#### Written request:
Repeat, line for line, the entries printed below.

#### Saved entries:
───
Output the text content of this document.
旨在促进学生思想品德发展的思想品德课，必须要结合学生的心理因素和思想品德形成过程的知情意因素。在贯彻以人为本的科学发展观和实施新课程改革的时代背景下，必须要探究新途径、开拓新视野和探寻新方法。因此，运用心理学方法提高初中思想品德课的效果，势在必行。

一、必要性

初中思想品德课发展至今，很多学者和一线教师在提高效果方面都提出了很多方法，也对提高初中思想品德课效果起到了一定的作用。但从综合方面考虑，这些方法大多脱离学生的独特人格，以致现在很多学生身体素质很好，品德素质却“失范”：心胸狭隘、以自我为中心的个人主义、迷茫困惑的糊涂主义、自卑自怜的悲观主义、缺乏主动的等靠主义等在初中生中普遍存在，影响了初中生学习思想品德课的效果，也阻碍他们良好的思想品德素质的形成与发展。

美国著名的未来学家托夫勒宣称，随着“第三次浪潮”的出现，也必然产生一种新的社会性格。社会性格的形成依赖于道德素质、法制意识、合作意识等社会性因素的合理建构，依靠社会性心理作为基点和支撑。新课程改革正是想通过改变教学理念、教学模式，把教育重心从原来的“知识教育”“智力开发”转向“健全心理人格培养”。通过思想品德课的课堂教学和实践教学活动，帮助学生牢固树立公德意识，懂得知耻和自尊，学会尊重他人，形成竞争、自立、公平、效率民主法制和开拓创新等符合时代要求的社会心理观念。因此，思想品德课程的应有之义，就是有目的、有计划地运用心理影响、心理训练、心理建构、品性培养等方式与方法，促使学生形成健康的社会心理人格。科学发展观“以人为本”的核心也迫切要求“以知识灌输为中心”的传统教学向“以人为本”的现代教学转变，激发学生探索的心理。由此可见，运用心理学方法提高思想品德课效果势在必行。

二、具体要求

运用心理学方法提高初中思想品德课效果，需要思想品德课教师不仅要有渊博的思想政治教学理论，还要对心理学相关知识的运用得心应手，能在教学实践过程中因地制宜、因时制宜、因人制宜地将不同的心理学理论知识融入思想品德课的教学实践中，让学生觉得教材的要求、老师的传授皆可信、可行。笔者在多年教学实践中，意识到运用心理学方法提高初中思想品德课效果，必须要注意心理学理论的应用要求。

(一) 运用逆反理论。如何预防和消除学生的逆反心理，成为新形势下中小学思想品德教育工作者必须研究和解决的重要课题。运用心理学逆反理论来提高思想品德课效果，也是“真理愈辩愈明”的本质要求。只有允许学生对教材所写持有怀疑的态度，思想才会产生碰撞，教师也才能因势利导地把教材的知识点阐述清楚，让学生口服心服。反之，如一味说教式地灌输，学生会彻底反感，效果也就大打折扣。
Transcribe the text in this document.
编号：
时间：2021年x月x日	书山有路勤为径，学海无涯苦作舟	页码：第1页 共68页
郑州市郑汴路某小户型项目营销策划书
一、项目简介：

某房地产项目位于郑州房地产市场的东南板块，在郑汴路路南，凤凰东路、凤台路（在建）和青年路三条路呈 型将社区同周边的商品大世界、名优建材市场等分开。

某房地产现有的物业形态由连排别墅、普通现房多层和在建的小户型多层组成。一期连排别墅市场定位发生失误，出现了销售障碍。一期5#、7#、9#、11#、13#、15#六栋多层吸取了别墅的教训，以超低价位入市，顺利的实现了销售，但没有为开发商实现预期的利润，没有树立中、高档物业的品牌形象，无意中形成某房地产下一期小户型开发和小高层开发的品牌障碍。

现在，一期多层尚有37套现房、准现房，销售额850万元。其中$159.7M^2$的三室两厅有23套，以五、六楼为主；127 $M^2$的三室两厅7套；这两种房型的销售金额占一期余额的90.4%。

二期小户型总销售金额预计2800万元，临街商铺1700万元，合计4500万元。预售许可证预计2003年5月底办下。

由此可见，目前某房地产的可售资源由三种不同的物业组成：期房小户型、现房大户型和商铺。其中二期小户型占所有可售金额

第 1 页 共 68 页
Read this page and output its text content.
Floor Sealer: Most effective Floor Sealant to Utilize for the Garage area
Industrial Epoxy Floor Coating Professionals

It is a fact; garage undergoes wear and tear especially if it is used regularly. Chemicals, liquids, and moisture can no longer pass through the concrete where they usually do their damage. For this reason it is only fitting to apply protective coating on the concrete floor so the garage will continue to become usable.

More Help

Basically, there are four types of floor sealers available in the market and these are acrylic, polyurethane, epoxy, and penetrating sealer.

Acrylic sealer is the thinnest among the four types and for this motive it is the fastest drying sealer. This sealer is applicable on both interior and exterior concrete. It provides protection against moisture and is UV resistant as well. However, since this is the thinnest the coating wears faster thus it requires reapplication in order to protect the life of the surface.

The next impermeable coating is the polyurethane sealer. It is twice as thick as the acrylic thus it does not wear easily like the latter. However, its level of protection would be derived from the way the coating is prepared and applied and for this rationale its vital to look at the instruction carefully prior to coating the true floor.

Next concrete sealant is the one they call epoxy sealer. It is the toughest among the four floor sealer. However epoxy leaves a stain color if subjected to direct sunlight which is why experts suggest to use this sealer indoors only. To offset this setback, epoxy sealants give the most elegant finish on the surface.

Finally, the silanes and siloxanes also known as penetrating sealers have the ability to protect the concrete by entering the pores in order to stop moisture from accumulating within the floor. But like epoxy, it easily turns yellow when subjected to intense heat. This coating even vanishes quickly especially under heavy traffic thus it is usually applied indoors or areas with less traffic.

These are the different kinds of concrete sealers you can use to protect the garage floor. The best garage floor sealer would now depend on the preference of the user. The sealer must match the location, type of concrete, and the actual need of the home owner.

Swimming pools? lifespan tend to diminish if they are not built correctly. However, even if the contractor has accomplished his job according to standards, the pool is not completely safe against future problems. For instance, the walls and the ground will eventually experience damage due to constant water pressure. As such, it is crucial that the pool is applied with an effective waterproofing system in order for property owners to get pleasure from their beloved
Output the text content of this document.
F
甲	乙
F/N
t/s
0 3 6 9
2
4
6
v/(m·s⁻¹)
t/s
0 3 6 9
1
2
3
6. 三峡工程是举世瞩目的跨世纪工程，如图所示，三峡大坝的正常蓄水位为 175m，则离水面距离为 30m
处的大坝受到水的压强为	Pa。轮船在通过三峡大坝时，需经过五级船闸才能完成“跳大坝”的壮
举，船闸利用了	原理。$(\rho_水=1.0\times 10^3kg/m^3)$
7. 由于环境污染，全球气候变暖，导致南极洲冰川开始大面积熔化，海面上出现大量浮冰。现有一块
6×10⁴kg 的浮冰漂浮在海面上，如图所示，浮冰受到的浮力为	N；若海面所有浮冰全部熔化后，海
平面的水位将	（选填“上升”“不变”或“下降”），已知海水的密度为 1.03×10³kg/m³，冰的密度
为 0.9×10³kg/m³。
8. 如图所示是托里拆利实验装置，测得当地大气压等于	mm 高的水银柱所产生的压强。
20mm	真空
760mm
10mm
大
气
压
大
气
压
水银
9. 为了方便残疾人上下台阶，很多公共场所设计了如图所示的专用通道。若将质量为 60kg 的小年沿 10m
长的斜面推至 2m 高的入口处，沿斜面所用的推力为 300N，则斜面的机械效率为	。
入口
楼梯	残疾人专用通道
───
#### Task answer:
Output the text content of this document.
旨在促进学生思想品德发展的思想品德课，必须要结合学生的心理因素和思想品德形成过程的知情意因素。在贯彻以人为本的科学发展观和实施新课程改革的时代背景下，必须要探究新途径、开拓新视野和探寻新方法。因此，运用心理学方法提高初中思想品德课的效果，势在必行。

一、必要性

初中思想品德课发展至今，很多学者和一线教师在提高效果方面都提出了很多方法，也对提高初中思想品德课效果起到了一定的作用。但从综合方面考虑，这些方法大多脱离学生的独特人格，以致现在很多学生身体素质很好，品德素质却“失范”：心胸狭隘、以自我为中心的个人主义、迷茫困惑的糊涂主义、自卑自怜的悲观主义、缺乏主动的等靠主义等在初中生中普遍存在，影响了初中生学习思想品德课的效果，也阻碍他们良好的思想品德素质的形成与发展。

美国著名的未来学家托夫勒宣称，随着“第三次浪潮”的出现，也必然产生一种新的社会性格。社会性格的形成依赖于道德素质、法制意识、合作意识等社会性因素的合理建构，依靠社会性心理作为基点和支撑。新课程改革正是想通过改变教学理念、教学模式，把教育重心从原来的“知识教育”“智力开发”转向“健全心理人格培养”。通过思想品德课的课堂教学和实践教学活动，帮助学生牢固树立公德意识，懂得知耻和自尊，学会尊重他人，形成竞争、自立、公平、效率民主法制和开拓创新等符合时代要求的社会心理观念。因此，思想品德课程的应有之义，就是有目的、有计划地运用心理影响、心理训练、心理建构、品性培养等方式与方法，促使学生形成健康的社会心理人格。科学发展观“以人为本”的核心也迫切要求“以知识灌输为中心”的传统教学向“以人为本”的现代教学转变，激发学生探索的心理。由此可见，运用心理学方法提高思想品德课效果势在必行。

二、具体要求

运用心理学方法提高初中思想品德课效果，需要思想品德课教师不仅要有渊博的思想政治教学理论，还要对心理学相关知识的运用得心应手，能在教学实践过程中因地制宜、因时制宜、因人制宜地将不同的心理学理论知识融入思想品德课的教学实践中，让学生觉得教材的要求、老师的传授皆可信、可行。笔者在多年教学实践中，意识到运用心理学方法提高初中思想品德课效果，必须要注意心理学理论的应用要求。

(一) 运用逆反理论。如何预防和消除学生的逆反心理，成为新形势下中小学思想品德教育工作者必须研究和解决的重要课题。运用心理学逆反理论来提高思想品德课效果，也是“真理愈辩愈明”的本质要求。只有允许学生对教材所写持有怀疑的态度，思想才会产生碰撞，教师也才能因势利导地把教材的知识点阐述清楚，让学生口服心服。反之，如一味说教式地灌输，学生会彻底反感，效果也就大打折扣。
Transcribe the text in this document.
编号：
时间：2021年x月x日	书山有路勤为径，学海无涯苦作舟	页码：第1页 共68页
郑州市郑汴路某小户型项目营销策划书
一、项目简介：

某房地产项目位于郑州房地产市场的东南板块，在郑汴路路南，凤凰东路、凤台路（在建）和青年路三条路呈 型将社区同周边的商品大世界、名优建材市场等分开。

某房地产现有的物业形态由连排别墅、普通现房多层和在建的小户型多层组成。一期连排别墅市场定位发生失误，出现了销售障碍。一期5#、7#、9#、11#、13#、15#六栋多层吸取了别墅的教训，以超低价位入市，顺利的实现了销售，但没有为开发商实现预期的利润，没有树立中、高档物业的品牌形象，无意中形成某房地产下一期小户型开发和小高层开发的品牌障碍。

现在，一期多层尚有37套现房、准现房，销售额850万元。其中$159.7M^2$的三室两厅有23套，以五、六楼为主；127 $M^2$的三室两厅7套；这两种房型的销售金额占一期余额的90.4%。

二期小户型总销售金额预计2800万元，临街商铺1700万元，合计4500万元。预售许可证预计2003年5月底办下。

由此可见，目前某房地产的可售资源由三种不同的物业组成：期房小户型、现房大户型和商铺。其中二期小户型占所有可售金额

第 1 页 共 68 页
Read this page and output its text content.
Floor Sealer: Most effective Floor Sealant to Utilize for the Garage area
Industrial Epoxy Floor Coating Professionals

It is a fact; garage undergoes wear and tear especially if it is used regularly. Chemicals, liquids, and moisture can no longer pass through the concrete where they usually do their damage. For this reason it is only fitting to apply protective coating on the concrete floor so the garage will continue to become usable.

More Help

Basically, there are four types of floor sealers available in the market and these are acrylic, polyurethane, epoxy, and penetrating sealer.

Acrylic sealer is the thinnest among the four types and for this motive it is the fastest drying sealer. This sealer is applicable on both interior and exterior concrete. It provides protection against moisture and is UV resistant as well. However, since this is the thinnest the coating wears faster thus it requires reapplication in order to protect the life of the surface.

The next impermeable coating is the polyurethane sealer. It is twice as thick as the acrylic thus it does not wear easily like the latter. However, its level of protection would be derived from the way the coating is prepared and applied and for this rationale its vital to look at the instruction carefully prior to coating the true floor.

Next concrete sealant is the one they call epoxy sealer. It is the toughest among the four floor sealer. However epoxy leaves a stain color if subjected to direct sunlight which is why experts suggest to use this sealer indoors only. To offset this setback, epoxy sealants give the most elegant finish on the surface.

Finally, the silanes and siloxanes also known as penetrating sealers have the ability to protect the concrete by entering the pores in order to stop moisture from accumulating within the floor. But like epoxy, it easily turns yellow when subjected to intense heat. This coating even vanishes quickly especially under heavy traffic thus it is usually applied indoors or areas with less traffic.

These are the different kinds of concrete sealers you can use to protect the garage floor. The best garage floor sealer would now depend on the preference of the user. The sealer must match the location, type of concrete, and the actual need of the home owner.

Swimming pools? lifespan tend to diminish if they are not built correctly. However, even if the contractor has accomplished his job according to standards, the pool is not completely safe against future problems. For instance, the walls and the ground will eventually experience damage due to constant water pressure. As such, it is crucial that the pool is applied with an effective waterproofing system in order for property owners to get pleasure from their beloved
Output the text content of this document.
F
甲	乙
F/N
t/s
0 3 6 9
2
4
6
v/(m·s⁻¹)
t/s
0 3 6 9
1
2
3
6. 三峡工程是举世瞩目的跨世纪工程，如图所示，三峡大坝的正常蓄水位为 175m，则离水面距离为 30m
处的大坝受到水的压强为	Pa。轮船在通过三峡大坝时，需经过五级船闸才能完成“跳大坝”的壮
举，船闸利用了	原理。$(\rho_水=1.0\times 10^3kg/m^3)$
7. 由于环境污染，全球气候变暖，导致南极洲冰川开始大面积熔化，海面上出现大量浮冰。现有一块
6×10⁴kg 的浮冰漂浮在海面上，如图所示，浮冰受到的浮力为	N；若海面所有浮冰全部熔化后，海
平面的水位将	（选填“上升”“不变”或“下降”），已知海水的密度为 1.03×10³kg/m³，冰的密度
为 0.9×10³kg/m³。
8. 如图所示是托里拆利实验装置，测得当地大气压等于	mm 高的水银柱所产生的压强。
20mm	真空
760mm
10mm
大
气
压
大
气
压
水银
9. 为了方便残疾人上下台阶，很多公共场所设计了如图所示的专用通道。若将质量为 60kg 的小年沿 10m
长的斜面推至 2m 高的入口处，沿斜面所用的推力为 300N，则斜面的机械效率为	。
入口
楼梯	残疾人专用通道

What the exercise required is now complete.